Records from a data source
** start **

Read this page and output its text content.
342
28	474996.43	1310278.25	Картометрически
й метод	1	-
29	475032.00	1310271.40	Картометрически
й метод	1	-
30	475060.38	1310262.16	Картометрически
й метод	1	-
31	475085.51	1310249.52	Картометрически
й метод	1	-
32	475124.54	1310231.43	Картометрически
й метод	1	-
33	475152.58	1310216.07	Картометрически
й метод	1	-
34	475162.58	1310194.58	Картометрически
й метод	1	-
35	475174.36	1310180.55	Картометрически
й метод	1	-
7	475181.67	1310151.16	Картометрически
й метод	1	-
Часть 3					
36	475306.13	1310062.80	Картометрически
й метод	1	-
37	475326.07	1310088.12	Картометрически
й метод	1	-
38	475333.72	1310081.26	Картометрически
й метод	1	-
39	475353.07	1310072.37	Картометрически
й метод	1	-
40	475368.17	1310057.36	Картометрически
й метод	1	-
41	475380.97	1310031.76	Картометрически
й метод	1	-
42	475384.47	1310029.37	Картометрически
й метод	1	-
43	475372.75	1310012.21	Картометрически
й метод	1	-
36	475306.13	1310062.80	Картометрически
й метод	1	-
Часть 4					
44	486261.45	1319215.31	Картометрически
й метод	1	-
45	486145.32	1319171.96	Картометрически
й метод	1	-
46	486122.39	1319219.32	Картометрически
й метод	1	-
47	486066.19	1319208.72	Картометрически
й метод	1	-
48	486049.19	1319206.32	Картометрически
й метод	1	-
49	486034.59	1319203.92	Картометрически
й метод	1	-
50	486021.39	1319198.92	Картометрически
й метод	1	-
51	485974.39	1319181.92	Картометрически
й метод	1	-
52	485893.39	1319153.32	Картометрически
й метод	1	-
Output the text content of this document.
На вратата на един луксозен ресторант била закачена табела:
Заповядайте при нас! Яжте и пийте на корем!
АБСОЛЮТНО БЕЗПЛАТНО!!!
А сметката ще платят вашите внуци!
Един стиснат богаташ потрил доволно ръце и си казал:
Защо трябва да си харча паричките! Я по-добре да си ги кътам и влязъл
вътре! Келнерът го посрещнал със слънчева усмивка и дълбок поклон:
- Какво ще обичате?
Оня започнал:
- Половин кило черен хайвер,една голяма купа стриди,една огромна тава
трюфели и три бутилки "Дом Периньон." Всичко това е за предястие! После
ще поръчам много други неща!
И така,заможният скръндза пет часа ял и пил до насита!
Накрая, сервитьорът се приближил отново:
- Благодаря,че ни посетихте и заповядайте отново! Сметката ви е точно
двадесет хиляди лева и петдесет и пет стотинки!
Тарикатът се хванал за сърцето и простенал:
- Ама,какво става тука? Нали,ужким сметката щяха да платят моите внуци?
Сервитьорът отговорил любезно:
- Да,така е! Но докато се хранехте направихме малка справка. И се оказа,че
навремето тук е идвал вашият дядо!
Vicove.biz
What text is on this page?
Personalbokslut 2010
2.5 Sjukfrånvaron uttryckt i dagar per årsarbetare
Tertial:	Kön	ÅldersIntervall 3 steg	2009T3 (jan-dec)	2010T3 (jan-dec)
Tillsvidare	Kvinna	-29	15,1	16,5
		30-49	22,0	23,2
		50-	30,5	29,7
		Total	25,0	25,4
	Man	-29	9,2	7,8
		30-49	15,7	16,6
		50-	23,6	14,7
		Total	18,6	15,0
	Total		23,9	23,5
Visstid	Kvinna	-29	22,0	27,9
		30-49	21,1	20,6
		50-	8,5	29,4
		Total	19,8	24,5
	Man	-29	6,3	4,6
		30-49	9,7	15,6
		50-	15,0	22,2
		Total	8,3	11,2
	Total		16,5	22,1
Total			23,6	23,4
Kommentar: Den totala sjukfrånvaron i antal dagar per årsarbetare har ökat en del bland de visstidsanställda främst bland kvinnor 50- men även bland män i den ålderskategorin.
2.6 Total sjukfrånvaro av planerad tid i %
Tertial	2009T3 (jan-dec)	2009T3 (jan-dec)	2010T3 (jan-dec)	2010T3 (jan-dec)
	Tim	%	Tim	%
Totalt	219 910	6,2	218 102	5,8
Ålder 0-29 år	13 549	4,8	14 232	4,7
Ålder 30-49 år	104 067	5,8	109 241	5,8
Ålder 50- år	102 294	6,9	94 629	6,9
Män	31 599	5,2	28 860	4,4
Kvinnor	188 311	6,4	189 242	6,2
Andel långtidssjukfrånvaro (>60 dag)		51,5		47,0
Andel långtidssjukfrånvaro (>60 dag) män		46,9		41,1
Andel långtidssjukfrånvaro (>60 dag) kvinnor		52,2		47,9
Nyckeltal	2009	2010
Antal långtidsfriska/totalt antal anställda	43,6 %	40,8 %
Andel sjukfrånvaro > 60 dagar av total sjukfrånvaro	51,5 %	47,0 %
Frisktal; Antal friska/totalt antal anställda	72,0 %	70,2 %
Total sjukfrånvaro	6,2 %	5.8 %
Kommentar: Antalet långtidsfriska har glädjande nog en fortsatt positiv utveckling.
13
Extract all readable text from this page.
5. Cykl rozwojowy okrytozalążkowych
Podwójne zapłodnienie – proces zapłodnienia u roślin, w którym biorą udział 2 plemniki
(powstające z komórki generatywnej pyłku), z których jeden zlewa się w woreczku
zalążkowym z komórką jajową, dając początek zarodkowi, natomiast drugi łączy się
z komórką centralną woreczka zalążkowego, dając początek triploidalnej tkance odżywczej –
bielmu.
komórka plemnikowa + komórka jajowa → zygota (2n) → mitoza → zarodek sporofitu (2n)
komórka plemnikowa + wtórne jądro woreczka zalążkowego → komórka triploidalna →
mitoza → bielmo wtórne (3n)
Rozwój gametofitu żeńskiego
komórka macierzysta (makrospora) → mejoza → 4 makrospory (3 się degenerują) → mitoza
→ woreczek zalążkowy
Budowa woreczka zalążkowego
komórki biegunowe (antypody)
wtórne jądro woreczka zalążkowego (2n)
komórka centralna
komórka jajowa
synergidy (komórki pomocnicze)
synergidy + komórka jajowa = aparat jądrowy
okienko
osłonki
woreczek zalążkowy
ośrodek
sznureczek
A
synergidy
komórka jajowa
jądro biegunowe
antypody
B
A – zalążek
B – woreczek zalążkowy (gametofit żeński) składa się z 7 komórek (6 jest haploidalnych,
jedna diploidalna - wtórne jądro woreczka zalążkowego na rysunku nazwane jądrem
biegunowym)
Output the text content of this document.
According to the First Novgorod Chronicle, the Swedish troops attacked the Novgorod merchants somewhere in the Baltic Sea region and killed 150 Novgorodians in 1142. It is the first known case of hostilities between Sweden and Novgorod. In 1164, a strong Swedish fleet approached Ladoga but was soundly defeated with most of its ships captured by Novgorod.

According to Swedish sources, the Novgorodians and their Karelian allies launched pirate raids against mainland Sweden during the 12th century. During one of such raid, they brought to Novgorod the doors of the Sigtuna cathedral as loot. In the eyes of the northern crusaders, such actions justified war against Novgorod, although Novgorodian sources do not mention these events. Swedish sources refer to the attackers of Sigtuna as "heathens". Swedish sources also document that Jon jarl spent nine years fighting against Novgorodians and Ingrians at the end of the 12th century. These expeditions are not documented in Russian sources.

** end **

Task to carry out
Provide only the count of lines in the data above that include the string "Novgorodians".

Task output
2